WHAT YOU HAVE TO DO -
Gather all lines from the material that contain "профилактики".

DATA FOR PROCESSING -
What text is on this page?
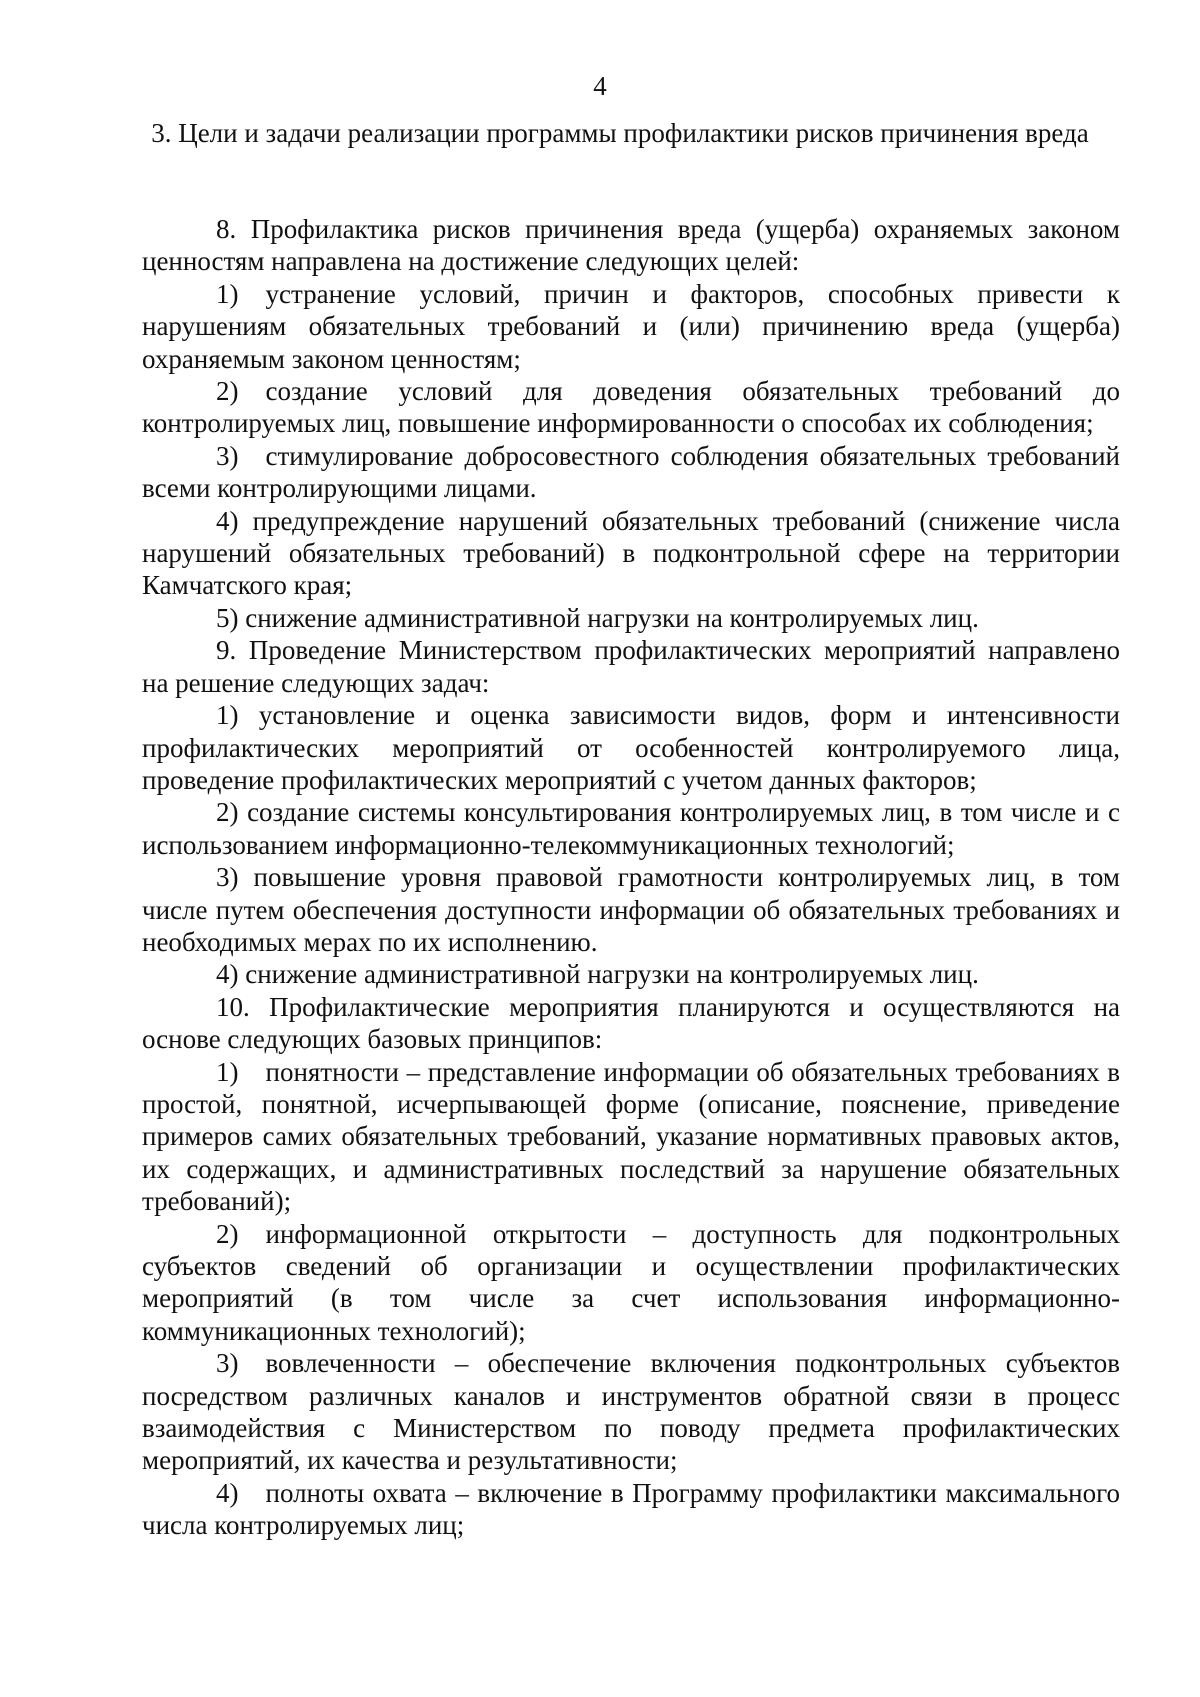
4
3. Цели и задачи реализации программы профилактики рисков причинения вреда

8. Профилактика рисков причинения вреда (ущерба) охраняемых законом ценностям направлена на достижение следующих целей:

1) устранение условий, причин и факторов, способных привести к нарушениям обязательных требований и (или) причинению вреда (ущерба) охраняемым законом ценностям;

2) создание условий для доведения обязательных требований до контролируемых лиц, повышение информированности о способах их соблюдения;

3) стимулирование добросовестного соблюдения обязательных требований всеми контролирующими лицами.

4) предупреждение нарушений обязательных требований (снижение числа нарушений обязательных требований) в подконтрольной сфере на территории Камчатского края;

5) снижение административной нагрузки на контролируемых лиц.

9. Проведение Министерством профилактических мероприятий направлено на решение следующих задач:

1) установление и оценка зависимости видов, форм и интенсивности профилактических мероприятий от особенностей контролируемого лица, проведение профилактических мероприятий с учетом данных факторов;

2) создание системы консультирования контролируемых лиц, в том числе и с использованием информационно-телекоммуникационных технологий;

3) повышение уровня правовой грамотности контролируемых лиц, в том числе путем обеспечения доступности информации об обязательных требованиях и необходимых мерах по их исполнению.

4) снижение административной нагрузки на контролируемых лиц.

10. Профилактические мероприятия планируются и осуществляются на основе следующих базовых принципов:

1) понятности – представление информации об обязательных требованиях в простой, понятной, исчерпывающей форме (описание, пояснение, приведение примеров самих обязательных требований, указание нормативных правовых актов, их содержащих, и административных последствий за нарушение обязательных требований);

2) информационной открытости – доступность для подконтрольных субъектов сведений об организации и осуществлении профилактических мероприятий (в том числе за счет использования информационно-коммуникационных технологий);

3) вовлеченности – обеспечение включения подконтрольных субъектов посредством различных каналов и инструментов обратной связи в процесс взаимодействия с Министерством по поводу предмета профилактических мероприятий, их качества и результативности;

4) полноты охвата – включение в Программу профилактики максимального числа контролируемых лиц;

ANSWER FOR THE TASK -
3. Цели и задачи реализации программы профилактики рисков причинения вреда
4) полноты охвата – включение в Программу профилактики максимального числа контролируемых лиц;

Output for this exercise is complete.